* Brief *
Return the count of lines with the string "Olly" in them, and nothing else.

[Start of Provided material]

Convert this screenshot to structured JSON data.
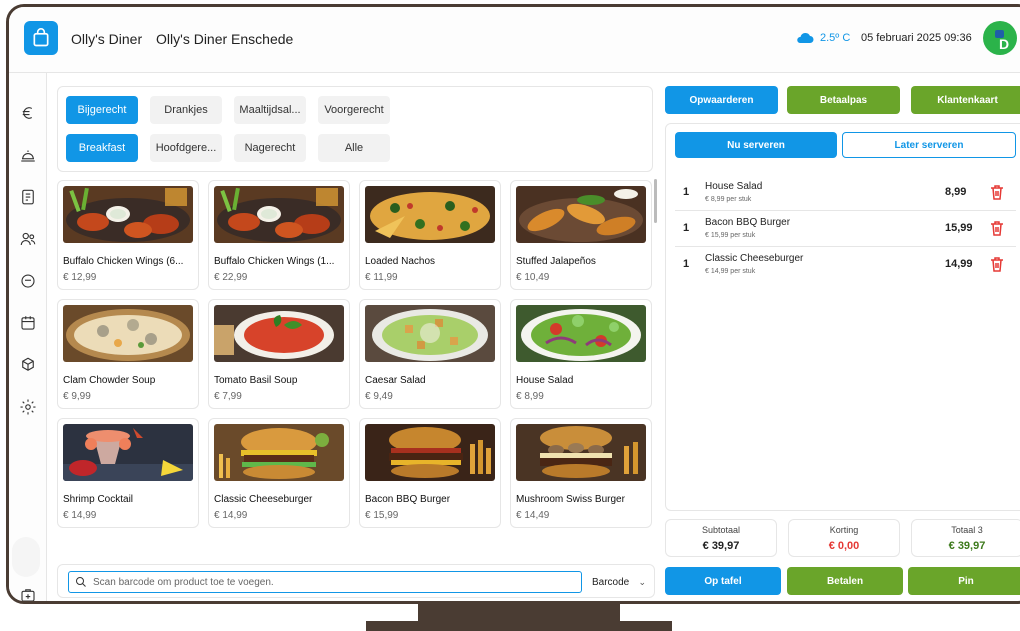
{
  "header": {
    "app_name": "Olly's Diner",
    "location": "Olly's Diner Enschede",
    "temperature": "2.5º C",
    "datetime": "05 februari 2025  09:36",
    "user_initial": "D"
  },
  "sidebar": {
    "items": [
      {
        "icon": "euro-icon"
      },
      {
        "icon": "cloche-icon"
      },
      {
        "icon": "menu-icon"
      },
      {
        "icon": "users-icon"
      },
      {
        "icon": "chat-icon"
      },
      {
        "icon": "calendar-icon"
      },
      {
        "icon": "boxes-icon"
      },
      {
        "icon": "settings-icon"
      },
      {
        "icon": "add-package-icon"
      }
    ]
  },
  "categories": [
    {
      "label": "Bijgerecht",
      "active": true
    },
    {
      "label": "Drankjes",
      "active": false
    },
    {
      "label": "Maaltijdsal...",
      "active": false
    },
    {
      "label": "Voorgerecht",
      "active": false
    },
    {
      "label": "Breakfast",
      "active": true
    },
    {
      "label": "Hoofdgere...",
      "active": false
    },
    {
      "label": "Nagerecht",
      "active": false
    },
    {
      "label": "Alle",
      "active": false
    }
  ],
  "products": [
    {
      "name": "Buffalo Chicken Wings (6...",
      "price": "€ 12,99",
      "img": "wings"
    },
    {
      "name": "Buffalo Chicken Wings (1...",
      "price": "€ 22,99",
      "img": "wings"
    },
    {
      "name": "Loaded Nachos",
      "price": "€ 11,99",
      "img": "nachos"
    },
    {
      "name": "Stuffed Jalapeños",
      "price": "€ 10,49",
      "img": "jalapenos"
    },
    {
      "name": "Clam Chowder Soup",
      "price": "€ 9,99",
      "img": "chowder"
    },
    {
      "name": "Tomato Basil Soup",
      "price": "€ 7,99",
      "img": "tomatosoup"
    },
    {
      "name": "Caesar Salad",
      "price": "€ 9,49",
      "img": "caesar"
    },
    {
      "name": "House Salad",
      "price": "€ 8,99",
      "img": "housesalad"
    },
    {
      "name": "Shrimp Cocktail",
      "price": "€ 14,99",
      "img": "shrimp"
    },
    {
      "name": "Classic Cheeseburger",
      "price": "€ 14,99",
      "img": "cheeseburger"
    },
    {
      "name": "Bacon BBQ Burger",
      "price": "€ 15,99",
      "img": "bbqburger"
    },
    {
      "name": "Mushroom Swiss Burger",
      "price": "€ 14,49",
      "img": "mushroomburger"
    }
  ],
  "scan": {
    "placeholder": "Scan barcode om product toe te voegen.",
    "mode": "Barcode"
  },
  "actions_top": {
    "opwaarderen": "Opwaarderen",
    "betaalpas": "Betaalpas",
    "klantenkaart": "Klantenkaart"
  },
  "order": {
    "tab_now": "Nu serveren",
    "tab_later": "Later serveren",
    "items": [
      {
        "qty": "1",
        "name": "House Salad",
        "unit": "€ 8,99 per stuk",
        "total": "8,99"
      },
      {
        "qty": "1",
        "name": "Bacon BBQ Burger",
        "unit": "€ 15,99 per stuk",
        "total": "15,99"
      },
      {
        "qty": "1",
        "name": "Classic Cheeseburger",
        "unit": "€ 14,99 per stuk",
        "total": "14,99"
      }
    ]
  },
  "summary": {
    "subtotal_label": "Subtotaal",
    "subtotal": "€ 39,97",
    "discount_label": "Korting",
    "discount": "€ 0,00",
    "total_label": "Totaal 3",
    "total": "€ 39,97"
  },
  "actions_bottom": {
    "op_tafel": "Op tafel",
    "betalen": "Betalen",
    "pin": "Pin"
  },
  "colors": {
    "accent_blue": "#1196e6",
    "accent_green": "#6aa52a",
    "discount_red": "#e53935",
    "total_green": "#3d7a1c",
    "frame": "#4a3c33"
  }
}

[End of Provided material]
[Start of Provided material]

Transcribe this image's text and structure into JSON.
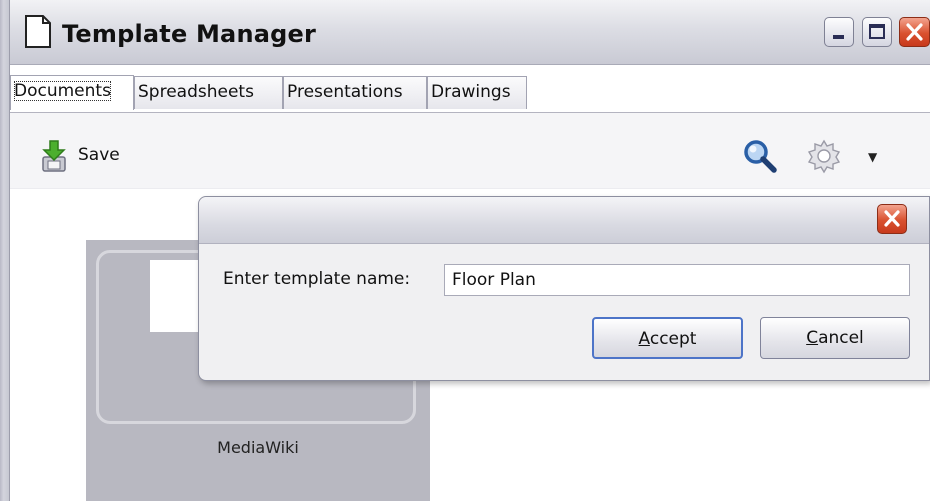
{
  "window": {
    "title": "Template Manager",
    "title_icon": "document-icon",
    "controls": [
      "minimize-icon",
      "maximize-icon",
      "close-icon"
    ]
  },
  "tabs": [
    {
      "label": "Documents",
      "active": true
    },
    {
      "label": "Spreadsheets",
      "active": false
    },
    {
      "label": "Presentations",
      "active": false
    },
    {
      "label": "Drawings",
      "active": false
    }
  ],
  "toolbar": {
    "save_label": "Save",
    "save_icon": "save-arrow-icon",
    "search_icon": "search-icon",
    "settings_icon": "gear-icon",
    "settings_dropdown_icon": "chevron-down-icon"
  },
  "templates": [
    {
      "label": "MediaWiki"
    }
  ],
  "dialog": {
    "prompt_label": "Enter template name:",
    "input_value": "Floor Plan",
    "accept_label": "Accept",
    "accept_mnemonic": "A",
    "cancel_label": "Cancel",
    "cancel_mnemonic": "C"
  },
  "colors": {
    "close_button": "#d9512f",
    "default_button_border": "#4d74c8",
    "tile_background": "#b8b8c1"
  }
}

[End of Provided material]

* Final answer *
2